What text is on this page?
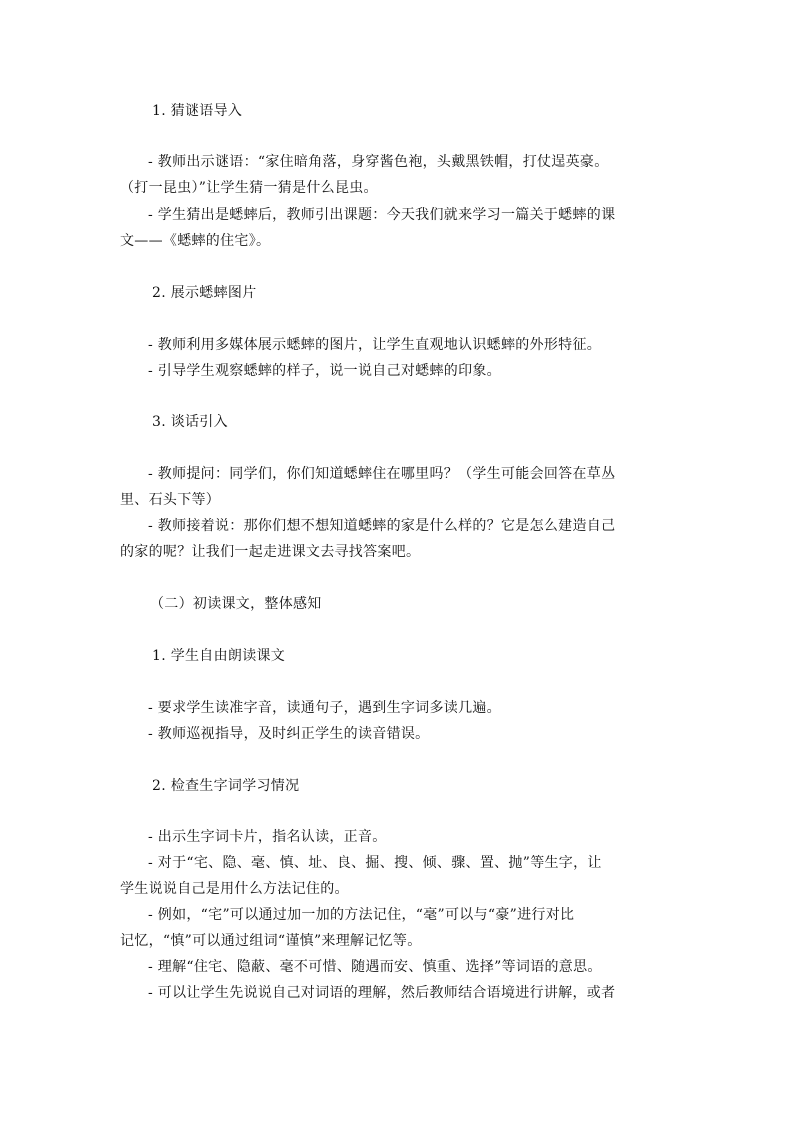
1. 猜谜语导入
- 教师出示谜语：“家住暗角落，身穿酱色袍，头戴黑铁帽，打仗逞英豪。
（打一昆虫）”让学生猜一猜是什么昆虫。
- 学生猜出是蟋蟀后，教师引出课题：今天我们就来学习一篇关于蟋蟀的课
文——《蟋蟀的住宅》。
2. 展示蟋蟀图片
- 教师利用多媒体展示蟋蟀的图片，让学生直观地认识蟋蟀的外形特征。
- 引导学生观察蟋蟀的样子，说一说自己对蟋蟀的印象。
3. 谈话引入
- 教师提问：同学们，你们知道蟋蟀住在哪里吗？（学生可能会回答在草丛
里、石头下等）
- 教师接着说：那你们想不想知道蟋蟀的家是什么样的？它是怎么建造自己
的家的呢？让我们一起走进课文去寻找答案吧。
（二）初读课文，整体感知
1. 学生自由朗读课文
- 要求学生读准字音，读通句子，遇到生字词多读几遍。
- 教师巡视指导，及时纠正学生的读音错误。
2. 检查生字词学习情况
- 出示生字词卡片，指名认读，正音。
- 对于“宅、隐、毫、慎、址、良、掘、搜、倾、骤、置、抛”等生字，让
学生说说自己是用什么方法记住的。
- 例如，“宅”可以通过加一加的方法记住，“毫”可以与“豪”进行对比
记忆，“慎”可以通过组词“谨慎”来理解记忆等。
- 理解“住宅、隐蔽、毫不可惜、随遇而安、慎重、选择”等词语的意思。
- 可以让学生先说说自己对词语的理解，然后教师结合语境进行讲解，或者
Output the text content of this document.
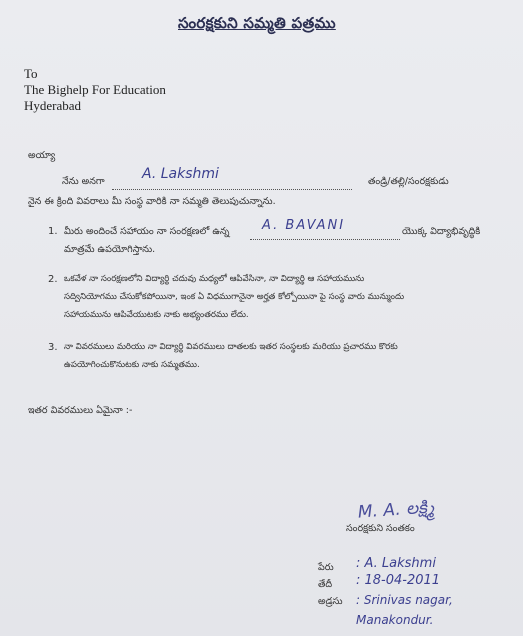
సంరక్షకుని సమ్మతి పత్రము
To
The Bighelp For Education
Hyderabad
అయ్యా
నేను అనగా	A. Lakshmi	తండ్రి/తల్లి/సంరక్షకుడు
నైన ఈ క్రింది వివరాలు మీ సంస్థ వారికి నా సమ్మతి తెలుపుచున్నాను.
1. మీరు అందించే సహాయం నా సంరక్షణలో ఉన్న	A. BAVANI	యొక్క విద్యాభివృద్ధికి
మాత్రమే ఉపయోగిస్తాను.
2. ఒకవేళ నా సంరక్షణలోని విద్యార్థి చదువు మధ్యలో ఆపివేసినా, నా విద్యార్థి ఆ సహాయమును
సద్వినియోగము చేసుకోకపోయినా, ఇంక ఏ విధముగానైనా అర్హత కోల్పోయినా పై సంస్థ వారు మున్ముందు
సహాయమును ఆపివేయుటకు నాకు అభ్యంతరము లేదు.
3. నా వివరములు మరియు నా విద్యార్థి వివరములు దాతలకు ఇతర సంస్థలకు మరియు ప్రచారము కొరకు
ఉపయోగించుకొనుటకు నాకు సమ్మతము.
ఇతర వివరములు ఏమైనా :-
M. A. లక్ష్మి
సంరక్షకుని సంతకం
పేరు : A. Lakshmi
తేదీ : 18-04-2011
అడ్రసు : Srinivas nagar, Manakondur.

● **Your instructions**
How many of the lines above contain the string "text"? Give the number only.

● **Final result**
2